→ **DIRECTIONS FOR THIS TASK**:
Return the entries below in their exact form, leaving the pictures out.

→ **RECORD SET**:
━━━━
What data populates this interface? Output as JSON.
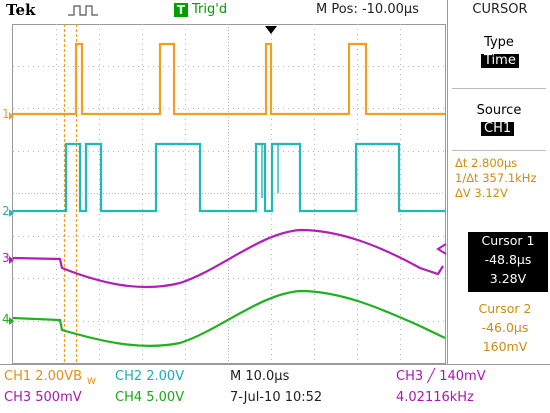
{
  "brand": "Tek",
  "trigger_status": "Trig'd",
  "trigger_status_icon": "T",
  "horizontal_position": "M Pos: -10.00µs",
  "menu_title": "CURSOR",
  "type": {
    "label": "Type",
    "value": "Time"
  },
  "source": {
    "label": "Source",
    "value": "CH1"
  },
  "readouts": {
    "delta_t": "Δt  2.800µs",
    "inv_delta_t": "1/Δt 357.1kHz",
    "delta_v": "ΔV  3.12V"
  },
  "cursor1": {
    "label": "Cursor 1",
    "time": "-48.8µs",
    "volts": "3.28V"
  },
  "cursor2": {
    "label": "Cursor 2",
    "time": "-46.0µs",
    "volts": "160mV"
  },
  "status_bar": {
    "ch1": "CH1  2.00VB",
    "ch1_bw": "W",
    "ch2": "CH2  2.00V",
    "ch3": "CH3  500mV",
    "ch4": "CH4  5.00V",
    "timebase": "M 10.0µs",
    "datetime": "7-Jul-10 10:52",
    "trigger": "CH3  ╱  140mV",
    "frequency": "4.02116kHz"
  },
  "channel_markers": {
    "ch1": "1",
    "ch2": "2",
    "ch3": "3",
    "ch4": "4"
  },
  "colors": {
    "ch1": "#f0a020",
    "ch2": "#20b8b8",
    "ch3": "#b020b8",
    "ch4": "#20b020",
    "grid": "#b0b0b0",
    "trigger": "#00a000"
  }
}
━━━━
→ **FULL SOLUTION**:
What data populates this interface? Output as JSON.
{
  "brand": "Tek",
  "trigger_status": "Trig'd",
  "trigger_status_icon": "T",
  "horizontal_position": "M Pos: -10.00µs",
  "menu_title": "CURSOR",
  "type": {
    "label": "Type",
    "value": "Time"
  },
  "source": {
    "label": "Source",
    "value": "CH1"
  },
  "readouts": {
    "delta_t": "Δt  2.800µs",
    "inv_delta_t": "1/Δt 357.1kHz",
    "delta_v": "ΔV  3.12V"
  },
  "cursor1": {
    "label": "Cursor 1",
    "time": "-48.8µs",
    "volts": "3.28V"
  },
  "cursor2": {
    "label": "Cursor 2",
    "time": "-46.0µs",
    "volts": "160mV"
  },
  "status_bar": {
    "ch1": "CH1  2.00VB",
    "ch1_bw": "W",
    "ch2": "CH2  2.00V",
    "ch3": "CH3  500mV",
    "ch4": "CH4  5.00V",
    "timebase": "M 10.0µs",
    "datetime": "7-Jul-10 10:52",
    "trigger": "CH3  ╱  140mV",
    "frequency": "4.02116kHz"
  },
  "channel_markers": {
    "ch1": "1",
    "ch2": "2",
    "ch3": "3",
    "ch4": "4"
  },
  "colors": {
    "ch1": "#f0a020",
    "ch2": "#20b8b8",
    "ch3": "#b020b8",
    "ch4": "#20b020",
    "grid": "#b0b0b0",
    "trigger": "#00a000"
  }
}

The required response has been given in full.